>> start Data listing

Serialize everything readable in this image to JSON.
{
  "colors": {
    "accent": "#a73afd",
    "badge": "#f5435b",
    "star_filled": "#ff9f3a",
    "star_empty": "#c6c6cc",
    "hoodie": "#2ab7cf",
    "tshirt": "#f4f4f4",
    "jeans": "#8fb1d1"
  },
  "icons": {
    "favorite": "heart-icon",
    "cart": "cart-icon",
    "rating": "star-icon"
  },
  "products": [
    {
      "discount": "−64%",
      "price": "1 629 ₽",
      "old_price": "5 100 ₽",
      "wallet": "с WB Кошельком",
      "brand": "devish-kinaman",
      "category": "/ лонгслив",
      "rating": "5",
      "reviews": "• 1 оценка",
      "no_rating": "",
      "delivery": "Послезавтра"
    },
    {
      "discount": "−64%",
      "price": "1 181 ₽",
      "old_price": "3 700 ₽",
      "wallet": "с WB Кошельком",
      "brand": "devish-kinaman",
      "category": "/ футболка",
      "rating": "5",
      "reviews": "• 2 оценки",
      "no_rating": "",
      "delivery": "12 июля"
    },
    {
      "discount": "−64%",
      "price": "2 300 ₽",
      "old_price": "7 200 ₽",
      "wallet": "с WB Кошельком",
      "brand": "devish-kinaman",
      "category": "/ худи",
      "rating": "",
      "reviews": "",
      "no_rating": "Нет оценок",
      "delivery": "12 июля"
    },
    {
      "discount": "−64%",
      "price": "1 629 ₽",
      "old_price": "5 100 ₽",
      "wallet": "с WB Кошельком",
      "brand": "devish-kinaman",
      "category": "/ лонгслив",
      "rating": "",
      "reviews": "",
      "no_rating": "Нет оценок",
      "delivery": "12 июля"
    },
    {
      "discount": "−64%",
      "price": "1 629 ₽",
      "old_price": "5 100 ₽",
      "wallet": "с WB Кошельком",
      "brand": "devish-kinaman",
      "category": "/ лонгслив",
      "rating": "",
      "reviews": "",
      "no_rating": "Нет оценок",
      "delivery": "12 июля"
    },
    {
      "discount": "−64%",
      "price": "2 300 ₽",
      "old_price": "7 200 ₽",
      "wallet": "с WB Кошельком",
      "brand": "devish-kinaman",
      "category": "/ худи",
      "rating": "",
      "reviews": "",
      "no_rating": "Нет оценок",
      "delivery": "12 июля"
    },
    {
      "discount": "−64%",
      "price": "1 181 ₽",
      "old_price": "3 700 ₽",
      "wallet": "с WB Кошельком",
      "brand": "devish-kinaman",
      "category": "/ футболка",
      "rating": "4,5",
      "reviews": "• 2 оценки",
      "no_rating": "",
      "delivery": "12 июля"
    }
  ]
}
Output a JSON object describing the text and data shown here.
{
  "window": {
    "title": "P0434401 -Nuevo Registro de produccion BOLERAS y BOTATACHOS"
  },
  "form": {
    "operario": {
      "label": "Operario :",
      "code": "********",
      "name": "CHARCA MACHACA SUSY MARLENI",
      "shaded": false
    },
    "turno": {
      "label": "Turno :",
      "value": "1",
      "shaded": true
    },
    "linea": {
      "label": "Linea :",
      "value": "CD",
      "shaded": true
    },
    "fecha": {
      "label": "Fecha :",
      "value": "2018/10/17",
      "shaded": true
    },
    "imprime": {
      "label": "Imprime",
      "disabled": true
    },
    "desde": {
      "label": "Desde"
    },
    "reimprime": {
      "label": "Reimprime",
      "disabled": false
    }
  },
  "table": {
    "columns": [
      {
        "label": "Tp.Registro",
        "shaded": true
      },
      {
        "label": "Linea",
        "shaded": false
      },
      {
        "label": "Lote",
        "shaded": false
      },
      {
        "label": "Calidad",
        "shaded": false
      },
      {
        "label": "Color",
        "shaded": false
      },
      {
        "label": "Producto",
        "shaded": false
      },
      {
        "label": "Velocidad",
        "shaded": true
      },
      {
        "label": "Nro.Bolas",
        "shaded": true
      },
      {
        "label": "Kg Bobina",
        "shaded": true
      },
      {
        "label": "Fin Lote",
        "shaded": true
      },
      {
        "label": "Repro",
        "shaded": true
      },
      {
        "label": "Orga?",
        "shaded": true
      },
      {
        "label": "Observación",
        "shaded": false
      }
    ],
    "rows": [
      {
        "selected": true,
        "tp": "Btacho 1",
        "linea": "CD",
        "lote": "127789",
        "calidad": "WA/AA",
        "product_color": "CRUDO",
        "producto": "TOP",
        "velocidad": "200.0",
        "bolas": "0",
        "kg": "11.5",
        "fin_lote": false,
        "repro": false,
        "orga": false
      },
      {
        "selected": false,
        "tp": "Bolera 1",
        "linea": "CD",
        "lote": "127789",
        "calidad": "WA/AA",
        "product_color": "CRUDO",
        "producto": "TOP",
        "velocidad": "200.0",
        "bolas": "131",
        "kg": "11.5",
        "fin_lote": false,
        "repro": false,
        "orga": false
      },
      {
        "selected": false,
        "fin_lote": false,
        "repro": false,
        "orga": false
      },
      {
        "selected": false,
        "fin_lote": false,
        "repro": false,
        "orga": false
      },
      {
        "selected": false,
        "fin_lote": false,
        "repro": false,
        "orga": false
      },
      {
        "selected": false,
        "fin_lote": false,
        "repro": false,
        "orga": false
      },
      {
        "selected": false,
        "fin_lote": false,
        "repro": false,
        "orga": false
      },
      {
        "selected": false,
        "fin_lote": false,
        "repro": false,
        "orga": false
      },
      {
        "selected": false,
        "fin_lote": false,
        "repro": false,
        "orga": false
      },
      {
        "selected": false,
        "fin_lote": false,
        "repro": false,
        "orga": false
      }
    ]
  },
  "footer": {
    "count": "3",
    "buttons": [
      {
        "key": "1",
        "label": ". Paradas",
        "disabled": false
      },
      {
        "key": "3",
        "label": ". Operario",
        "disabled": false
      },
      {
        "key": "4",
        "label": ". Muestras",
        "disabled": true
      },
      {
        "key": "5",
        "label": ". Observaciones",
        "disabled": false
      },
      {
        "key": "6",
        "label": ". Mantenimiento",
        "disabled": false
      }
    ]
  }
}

>> end Data listing

*Exercise details*
Copy each record from above without leaving any out.

*Solution for this task*
Serialize everything readable in this image to JSON.
{
  "colors": {
    "accent": "#a73afd",
    "badge": "#f5435b",
    "star_filled": "#ff9f3a",
    "star_empty": "#c6c6cc",
    "hoodie": "#2ab7cf",
    "tshirt": "#f4f4f4",
    "jeans": "#8fb1d1"
  },
  "icons": {
    "favorite": "heart-icon",
    "cart": "cart-icon",
    "rating": "star-icon"
  },
  "products": [
    {
      "discount": "−64%",
      "price": "1 629 ₽",
      "old_price": "5 100 ₽",
      "wallet": "с WB Кошельком",
      "brand": "devish-kinaman",
      "category": "/ лонгслив",
      "rating": "5",
      "reviews": "• 1 оценка",
      "no_rating": "",
      "delivery": "Послезавтра"
    },
    {
      "discount": "−64%",
      "price": "1 181 ₽",
      "old_price": "3 700 ₽",
      "wallet": "с WB Кошельком",
      "brand": "devish-kinaman",
      "category": "/ футболка",
      "rating": "5",
      "reviews": "• 2 оценки",
      "no_rating": "",
      "delivery": "12 июля"
    },
    {
      "discount": "−64%",
      "price": "2 300 ₽",
      "old_price": "7 200 ₽",
      "wallet": "с WB Кошельком",
      "brand": "devish-kinaman",
      "category": "/ худи",
      "rating": "",
      "reviews": "",
      "no_rating": "Нет оценок",
      "delivery": "12 июля"
    },
    {
      "discount": "−64%",
      "price": "1 629 ₽",
      "old_price": "5 100 ₽",
      "wallet": "с WB Кошельком",
      "brand": "devish-kinaman",
      "category": "/ лонгслив",
      "rating": "",
      "reviews": "",
      "no_rating": "Нет оценок",
      "delivery": "12 июля"
    },
    {
      "discount": "−64%",
      "price": "1 629 ₽",
      "old_price": "5 100 ₽",
      "wallet": "с WB Кошельком",
      "brand": "devish-kinaman",
      "category": "/ лонгслив",
      "rating": "",
      "reviews": "",
      "no_rating": "Нет оценок",
      "delivery": "12 июля"
    },
    {
      "discount": "−64%",
      "price": "2 300 ₽",
      "old_price": "7 200 ₽",
      "wallet": "с WB Кошельком",
      "brand": "devish-kinaman",
      "category": "/ худи",
      "rating": "",
      "reviews": "",
      "no_rating": "Нет оценок",
      "delivery": "12 июля"
    },
    {
      "discount": "−64%",
      "price": "1 181 ₽",
      "old_price": "3 700 ₽",
      "wallet": "с WB Кошельком",
      "brand": "devish-kinaman",
      "category": "/ футболка",
      "rating": "4,5",
      "reviews": "• 2 оценки",
      "no_rating": "",
      "delivery": "12 июля"
    }
  ]
}
Output a JSON object describing the text and data shown here.
{
  "window": {
    "title": "P0434401 -Nuevo Registro de produccion BOLERAS y BOTATACHOS"
  },
  "form": {
    "operario": {
      "label": "Operario :",
      "code": "********",
      "name": "CHARCA MACHACA SUSY MARLENI",
      "shaded": false
    },
    "turno": {
      "label": "Turno :",
      "value": "1",
      "shaded": true
    },
    "linea": {
      "label": "Linea :",
      "value": "CD",
      "shaded": true
    },
    "fecha": {
      "label": "Fecha :",
      "value": "2018/10/17",
      "shaded": true
    },
    "imprime": {
      "label": "Imprime",
      "disabled": true
    },
    "desde": {
      "label": "Desde"
    },
    "reimprime": {
      "label": "Reimprime",
      "disabled": false
    }
  },
  "table": {
    "columns": [
      {
        "label": "Tp.Registro",
        "shaded": true
      },
      {
        "label": "Linea",
        "shaded": false
      },
      {
        "label": "Lote",
        "shaded": false
      },
      {
        "label": "Calidad",
        "shaded": false
      },
      {
        "label": "Color",
        "shaded": false
      },
      {
        "label": "Producto",
        "shaded": false
      },
      {
        "label": "Velocidad",
        "shaded": true
      },
      {
        "label": "Nro.Bolas",
        "shaded": true
      },
      {
        "label": "Kg Bobina",
        "shaded": true
      },
      {
        "label": "Fin Lote",
        "shaded": true
      },
      {
        "label": "Repro",
        "shaded": true
      },
      {
        "label": "Orga?",
        "shaded": true
      },
      {
        "label": "Observación",
        "shaded": false
      }
    ],
    "rows": [
      {
        "selected": true,
        "tp": "Btacho 1",
        "linea": "CD",
        "lote": "127789",
        "calidad": "WA/AA",
        "product_color": "CRUDO",
        "producto": "TOP",
        "velocidad": "200.0",
        "bolas": "0",
        "kg": "11.5",
        "fin_lote": false,
        "repro": false,
        "orga": false
      },
      {
        "selected": false,
        "tp": "Bolera 1",
        "linea": "CD",
        "lote": "127789",
        "calidad": "WA/AA",
        "product_color": "CRUDO",
        "producto": "TOP",
        "velocidad": "200.0",
        "bolas": "131",
        "kg": "11.5",
        "fin_lote": false,
        "repro": false,
        "orga": false
      },
      {
        "selected": false,
        "fin_lote": false,
        "repro": false,
        "orga": false
      },
      {
        "selected": false,
        "fin_lote": false,
        "repro": false,
        "orga": false
      },
      {
        "selected": false,
        "fin_lote": false,
        "repro": false,
        "orga": false
      },
      {
        "selected": false,
        "fin_lote": false,
        "repro": false,
        "orga": false
      },
      {
        "selected": false,
        "fin_lote": false,
        "repro": false,
        "orga": false
      },
      {
        "selected": false,
        "fin_lote": false,
        "repro": false,
        "orga": false
      },
      {
        "selected": false,
        "fin_lote": false,
        "repro": false,
        "orga": false
      },
      {
        "selected": false,
        "fin_lote": false,
        "repro": false,
        "orga": false
      }
    ]
  },
  "footer": {
    "count": "3",
    "buttons": [
      {
        "key": "1",
        "label": ". Paradas",
        "disabled": false
      },
      {
        "key": "3",
        "label": ". Operario",
        "disabled": false
      },
      {
        "key": "4",
        "label": ". Muestras",
        "disabled": true
      },
      {
        "key": "5",
        "label": ". Observaciones",
        "disabled": false
      },
      {
        "key": "6",
        "label": ". Mantenimiento",
        "disabled": false
      }
    ]
  }
}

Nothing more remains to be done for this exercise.